Collected data entries
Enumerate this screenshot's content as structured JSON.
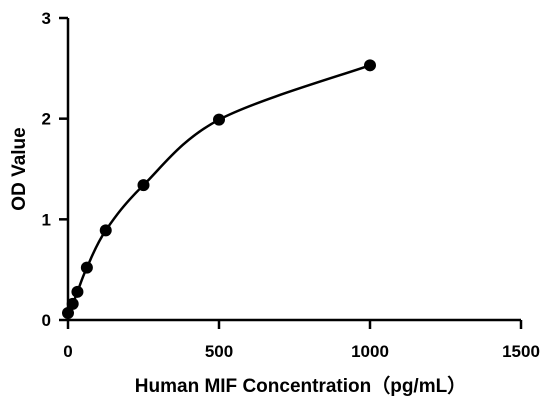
{
  "chart_data": {
    "type": "scatter",
    "title": "",
    "xlabel": "Human MIF Concentration（pg/mL）",
    "ylabel": "OD Value",
    "xlim": [
      0,
      1500
    ],
    "ylim": [
      0,
      3
    ],
    "xticks": [
      0,
      500,
      1000,
      1500
    ],
    "yticks": [
      0,
      1,
      2,
      3
    ],
    "grid": false,
    "legend": "none",
    "fit_curve": true,
    "series": [
      {
        "x": [
          0,
          15.6,
          31.25,
          62.5,
          125,
          250,
          500,
          1000
        ],
        "y": [
          0.07,
          0.16,
          0.28,
          0.52,
          0.89,
          1.34,
          1.99,
          2.53
        ]
      }
    ]
  }
}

■ **EXERCISE BRIEF**: Copy out each record shown above without alteration, skipping any picture.

■ **REPLY**:
Enumerate this screenshot's content as structured JSON.
{
  "chart_data": {
    "type": "scatter",
    "title": "",
    "xlabel": "Human MIF Concentration（pg/mL）",
    "ylabel": "OD Value",
    "xlim": [
      0,
      1500
    ],
    "ylim": [
      0,
      3
    ],
    "xticks": [
      0,
      500,
      1000,
      1500
    ],
    "yticks": [
      0,
      1,
      2,
      3
    ],
    "grid": false,
    "legend": "none",
    "fit_curve": true,
    "series": [
      {
        "x": [
          0,
          15.6,
          31.25,
          62.5,
          125,
          250,
          500,
          1000
        ],
        "y": [
          0.07,
          0.16,
          0.28,
          0.52,
          0.89,
          1.34,
          1.99,
          2.53
        ]
      }
    ]
  }
}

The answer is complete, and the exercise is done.